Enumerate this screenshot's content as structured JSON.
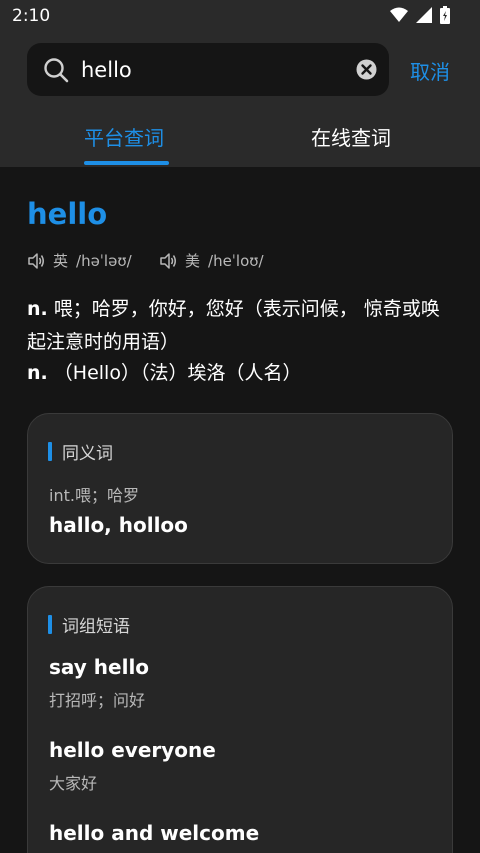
{
  "status_bar": {
    "time": "2:10",
    "icons": [
      "wifi-icon",
      "signal-icon",
      "battery-icon"
    ]
  },
  "search": {
    "value": "hello",
    "cancel_label": "取消"
  },
  "tabs": [
    {
      "label": "平台查词",
      "active": true
    },
    {
      "label": "在线查词",
      "active": false
    }
  ],
  "entry": {
    "word": "hello",
    "pronunciations": [
      {
        "region": "英",
        "ipa": "/həˈləʊ/"
      },
      {
        "region": "美",
        "ipa": "/heˈloʊ/"
      }
    ],
    "definitions": [
      {
        "pos": "n.",
        "text": " 喂；哈罗，你好，您好（表示问候， 惊奇或唤起注意时的用语）"
      },
      {
        "pos": "n.",
        "text": " （Hello）（法）埃洛（人名）"
      }
    ]
  },
  "synonyms": {
    "title": "同义词",
    "sub": "int.喂；哈罗",
    "words": "hallo, holloo"
  },
  "phrases": {
    "title": "词组短语",
    "items": [
      {
        "en": "say hello",
        "zh": "打招呼；问好"
      },
      {
        "en": "hello everyone",
        "zh": "大家好"
      },
      {
        "en": "hello and welcome",
        "zh": ""
      }
    ]
  },
  "colors": {
    "accent": "#1e8fe6",
    "background": "#151515",
    "header": "#2a2a2a",
    "card": "#262626"
  }
}
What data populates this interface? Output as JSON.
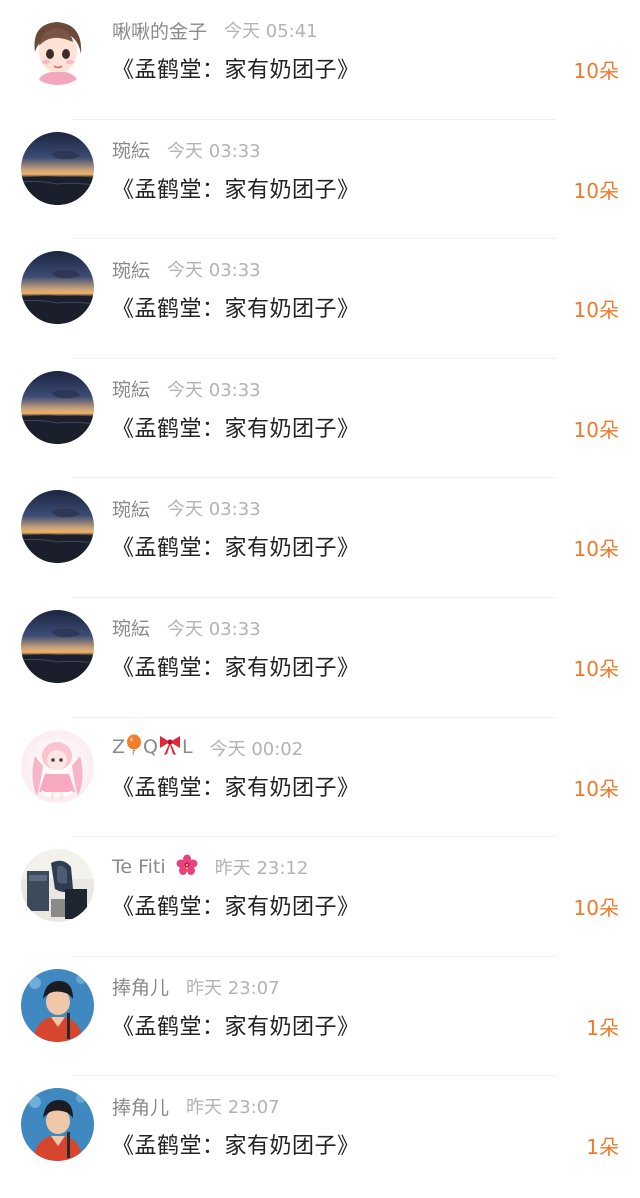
{
  "colors": {
    "name": "#8a8a8a",
    "time": "#b3b3b3",
    "title": "#222222",
    "amount": "#f07a2a",
    "divider": "#efefef"
  },
  "items": [
    {
      "name": "啾啾的金子",
      "time": "今天 05:41",
      "title": "《孟鹤堂：家有奶团子》",
      "amount": "10朵",
      "avatar": "cartoon-girl-avatar"
    },
    {
      "name": "琬紜",
      "time": "今天 03:33",
      "title": "《孟鹤堂：家有奶团子》",
      "amount": "10朵",
      "avatar": "sunset-sea-avatar"
    },
    {
      "name": "琬紜",
      "time": "今天 03:33",
      "title": "《孟鹤堂：家有奶团子》",
      "amount": "10朵",
      "avatar": "sunset-sea-avatar"
    },
    {
      "name": "琬紜",
      "time": "今天 03:33",
      "title": "《孟鹤堂：家有奶团子》",
      "amount": "10朵",
      "avatar": "sunset-sea-avatar"
    },
    {
      "name": "琬紜",
      "time": "今天 03:33",
      "title": "《孟鹤堂：家有奶团子》",
      "amount": "10朵",
      "avatar": "sunset-sea-avatar"
    },
    {
      "name": "琬紜",
      "time": "今天 03:33",
      "title": "《孟鹤堂：家有奶团子》",
      "amount": "10朵",
      "avatar": "sunset-sea-avatar"
    },
    {
      "name_parts": [
        "Z",
        "Q",
        "L"
      ],
      "name_icons": [
        "balloon-icon",
        "bow-icon"
      ],
      "time": "今天 00:02",
      "title": "《孟鹤堂：家有奶团子》",
      "amount": "10朵",
      "avatar": "anime-girl-avatar"
    },
    {
      "name": "Te Fiti",
      "name_icons": [
        "hibiscus-icon"
      ],
      "time": "昨天 23:12",
      "title": "《孟鹤堂：家有奶团子》",
      "amount": "10朵",
      "avatar": "room-photo-avatar"
    },
    {
      "name": "捧角儿",
      "time": "昨天 23:07",
      "title": "《孟鹤堂：家有奶团子》",
      "amount": "1朵",
      "avatar": "performer-avatar"
    },
    {
      "name": "捧角儿",
      "time": "昨天 23:07",
      "title": "《孟鹤堂：家有奶团子》",
      "amount": "1朵",
      "avatar": "performer-avatar"
    }
  ]
}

-=-=-=-=-

Exercise goal: Leave out the pictures and print each record exactly as it stands.

Solution for this problem:
Enumerate this screenshot's content as structured JSON.
{
  "status_bar": {
    "time": "2:10",
    "icons": [
      "wifi-icon",
      "signal-icon",
      "battery-icon"
    ]
  },
  "search": {
    "value": "hello",
    "cancel_label": "取消"
  },
  "tabs": [
    {
      "label": "平台查词",
      "active": true
    },
    {
      "label": "在线查词",
      "active": false
    }
  ],
  "entry": {
    "word": "hello",
    "pronunciations": [
      {
        "region": "英",
        "ipa": "/həˈləʊ/"
      },
      {
        "region": "美",
        "ipa": "/heˈloʊ/"
      }
    ],
    "definitions": [
      {
        "pos": "n.",
        "text": " 喂；哈罗，你好，您好（表示问候， 惊奇或唤起注意时的用语）"
      },
      {
        "pos": "n.",
        "text": " （Hello）（法）埃洛（人名）"
      }
    ]
  },
  "synonyms": {
    "title": "同义词",
    "sub": "int.喂；哈罗",
    "words": "hallo, holloo"
  },
  "phrases": {
    "title": "词组短语",
    "items": [
      {
        "en": "say hello",
        "zh": "打招呼；问好"
      },
      {
        "en": "hello everyone",
        "zh": "大家好"
      },
      {
        "en": "hello and welcome",
        "zh": ""
      }
    ]
  },
  "colors": {
    "accent": "#1e8fe6",
    "background": "#151515",
    "header": "#2a2a2a",
    "card": "#262626"
  }
}
What data populates this interface? Output as JSON.
{
  "colors": {
    "name": "#8a8a8a",
    "time": "#b3b3b3",
    "title": "#222222",
    "amount": "#f07a2a",
    "divider": "#efefef"
  },
  "items": [
    {
      "name": "啾啾的金子",
      "time": "今天 05:41",
      "title": "《孟鹤堂：家有奶团子》",
      "amount": "10朵",
      "avatar": "cartoon-girl-avatar"
    },
    {
      "name": "琬紜",
      "time": "今天 03:33",
      "title": "《孟鹤堂：家有奶团子》",
      "amount": "10朵",
      "avatar": "sunset-sea-avatar"
    },
    {
      "name": "琬紜",
      "time": "今天 03:33",
      "title": "《孟鹤堂：家有奶团子》",
      "amount": "10朵",
      "avatar": "sunset-sea-avatar"
    },
    {
      "name": "琬紜",
      "time": "今天 03:33",
      "title": "《孟鹤堂：家有奶团子》",
      "amount": "10朵",
      "avatar": "sunset-sea-avatar"
    },
    {
      "name": "琬紜",
      "time": "今天 03:33",
      "title": "《孟鹤堂：家有奶团子》",
      "amount": "10朵",
      "avatar": "sunset-sea-avatar"
    },
    {
      "name": "琬紜",
      "time": "今天 03:33",
      "title": "《孟鹤堂：家有奶团子》",
      "amount": "10朵",
      "avatar": "sunset-sea-avatar"
    },
    {
      "name_parts": [
        "Z",
        "Q",
        "L"
      ],
      "name_icons": [
        "balloon-icon",
        "bow-icon"
      ],
      "time": "今天 00:02",
      "title": "《孟鹤堂：家有奶团子》",
      "amount": "10朵",
      "avatar": "anime-girl-avatar"
    },
    {
      "name": "Te Fiti",
      "name_icons": [
        "hibiscus-icon"
      ],
      "time": "昨天 23:12",
      "title": "《孟鹤堂：家有奶团子》",
      "amount": "10朵",
      "avatar": "room-photo-avatar"
    },
    {
      "name": "捧角儿",
      "time": "昨天 23:07",
      "title": "《孟鹤堂：家有奶团子》",
      "amount": "1朵",
      "avatar": "performer-avatar"
    },
    {
      "name": "捧角儿",
      "time": "昨天 23:07",
      "title": "《孟鹤堂：家有奶团子》",
      "amount": "1朵",
      "avatar": "performer-avatar"
    }
  ]
}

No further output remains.